(Entries from a visual dataset)
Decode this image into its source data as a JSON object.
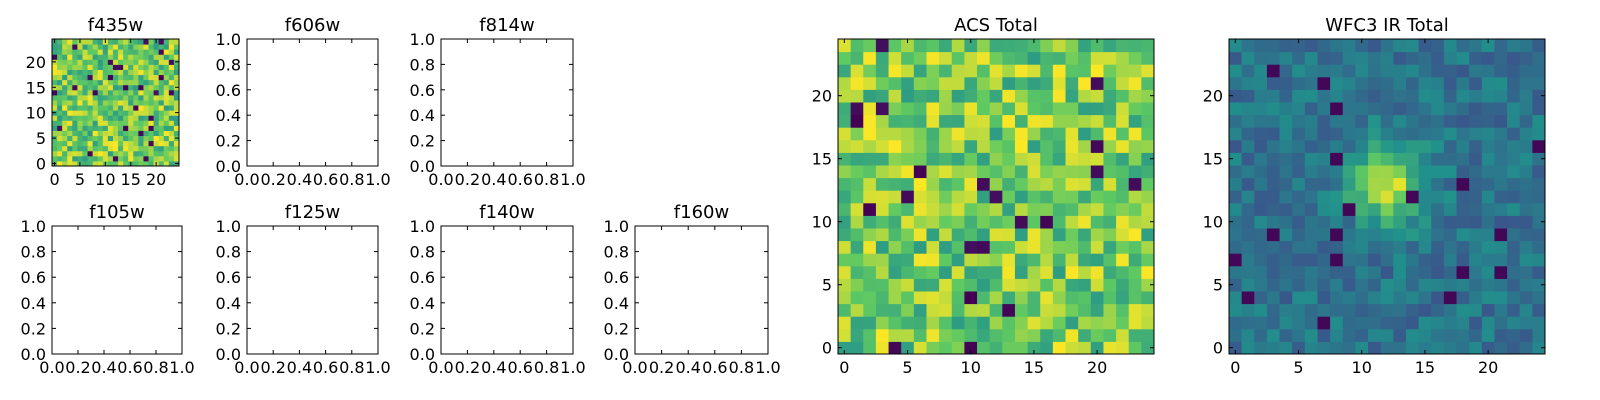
{
  "figure": {
    "panels": [
      {
        "id": "f435w",
        "title": "f435w"
      },
      {
        "id": "f606w",
        "title": "f606w"
      },
      {
        "id": "f814w",
        "title": "f814w"
      },
      {
        "id": "f105w",
        "title": "f105w"
      },
      {
        "id": "f125w",
        "title": "f125w"
      },
      {
        "id": "f140w",
        "title": "f140w"
      },
      {
        "id": "f160w",
        "title": "f160w"
      },
      {
        "id": "acs_total",
        "title": "ACS Total"
      },
      {
        "id": "wfc3_ir_total",
        "title": "WFC3 IR Total"
      }
    ]
  },
  "chart_data": [
    {
      "panel": "f435w",
      "type": "heatmap",
      "title": "f435w",
      "grid_size": [
        25,
        25
      ],
      "colormap": "viridis",
      "xlim": [
        -0.5,
        24.5
      ],
      "ylim": [
        -0.5,
        24.5
      ],
      "xticks": [
        0,
        5,
        10,
        15,
        20
      ],
      "yticks": [
        0,
        5,
        10,
        15,
        20
      ],
      "description_of_values": "pixel noise image; values not printed",
      "xlabel": "",
      "ylabel": ""
    },
    {
      "panel": "f606w",
      "type": "heatmap",
      "title": "f606w",
      "empty": true,
      "xlim": [
        0.0,
        1.0
      ],
      "ylim": [
        0.0,
        1.0
      ],
      "xticks": [
        "0.0",
        "0.2",
        "0.4",
        "0.6",
        "0.8",
        "1.0"
      ],
      "yticks": [
        "0.0",
        "0.2",
        "0.4",
        "0.6",
        "0.8",
        "1.0"
      ]
    },
    {
      "panel": "f814w",
      "type": "heatmap",
      "title": "f814w",
      "empty": true,
      "xlim": [
        0.0,
        1.0
      ],
      "ylim": [
        0.0,
        1.0
      ],
      "xticks": [
        "0.0",
        "0.2",
        "0.4",
        "0.6",
        "0.8",
        "1.0"
      ],
      "yticks": [
        "0.0",
        "0.2",
        "0.4",
        "0.6",
        "0.8",
        "1.0"
      ]
    },
    {
      "panel": "f105w",
      "type": "heatmap",
      "title": "f105w",
      "empty": true,
      "xlim": [
        0.0,
        1.0
      ],
      "ylim": [
        0.0,
        1.0
      ],
      "xticks": [
        "0.0",
        "0.2",
        "0.4",
        "0.6",
        "0.8",
        "1.0"
      ],
      "yticks": [
        "0.0",
        "0.2",
        "0.4",
        "0.6",
        "0.8",
        "1.0"
      ]
    },
    {
      "panel": "f125w",
      "type": "heatmap",
      "title": "f125w",
      "empty": true,
      "xlim": [
        0.0,
        1.0
      ],
      "ylim": [
        0.0,
        1.0
      ],
      "xticks": [
        "0.0",
        "0.2",
        "0.4",
        "0.6",
        "0.8",
        "1.0"
      ],
      "yticks": [
        "0.0",
        "0.2",
        "0.4",
        "0.6",
        "0.8",
        "1.0"
      ]
    },
    {
      "panel": "f140w",
      "type": "heatmap",
      "title": "f140w",
      "empty": true,
      "xlim": [
        0.0,
        1.0
      ],
      "ylim": [
        0.0,
        1.0
      ],
      "xticks": [
        "0.0",
        "0.2",
        "0.4",
        "0.6",
        "0.8",
        "1.0"
      ],
      "yticks": [
        "0.0",
        "0.2",
        "0.4",
        "0.6",
        "0.8",
        "1.0"
      ]
    },
    {
      "panel": "f160w",
      "type": "heatmap",
      "title": "f160w",
      "empty": true,
      "xlim": [
        0.0,
        1.0
      ],
      "ylim": [
        0.0,
        1.0
      ],
      "xticks": [
        "0.0",
        "0.2",
        "0.4",
        "0.6",
        "0.8",
        "1.0"
      ],
      "yticks": [
        "0.0",
        "0.2",
        "0.4",
        "0.6",
        "0.8",
        "1.0"
      ]
    },
    {
      "panel": "acs_total",
      "type": "heatmap",
      "title": "ACS Total",
      "grid_size": [
        25,
        25
      ],
      "colormap": "viridis",
      "xlim": [
        -0.5,
        24.5
      ],
      "ylim": [
        -0.5,
        24.5
      ],
      "xticks": [
        0,
        5,
        10,
        15,
        20
      ],
      "yticks": [
        0,
        5,
        10,
        15,
        20
      ],
      "description_of_values": "pixel noise image; values not printed"
    },
    {
      "panel": "wfc3_ir_total",
      "type": "heatmap",
      "title": "WFC3 IR Total",
      "grid_size": [
        25,
        25
      ],
      "colormap": "viridis",
      "xlim": [
        -0.5,
        24.5
      ],
      "ylim": [
        -0.5,
        24.5
      ],
      "xticks": [
        0,
        5,
        10,
        15,
        20
      ],
      "yticks": [
        0,
        5,
        10,
        15,
        20
      ],
      "description_of_values": "smooth image with bright source near (12, 13); values not printed"
    }
  ],
  "style": {
    "colormap_stops": [
      "#440154",
      "#3b528b",
      "#21918c",
      "#5ec962",
      "#fde725"
    ],
    "axis_color": "#000000",
    "background": "#ffffff"
  }
}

To be done ::
Find all lines where the word "values" appears. Copy them.

Solution for this task ::
      "description_of_values": "pixel noise image; values not printed",
      "description_of_values": "pixel noise image; values not printed"
      "description_of_values": "smooth image with bright source near (12, 13); values not printed"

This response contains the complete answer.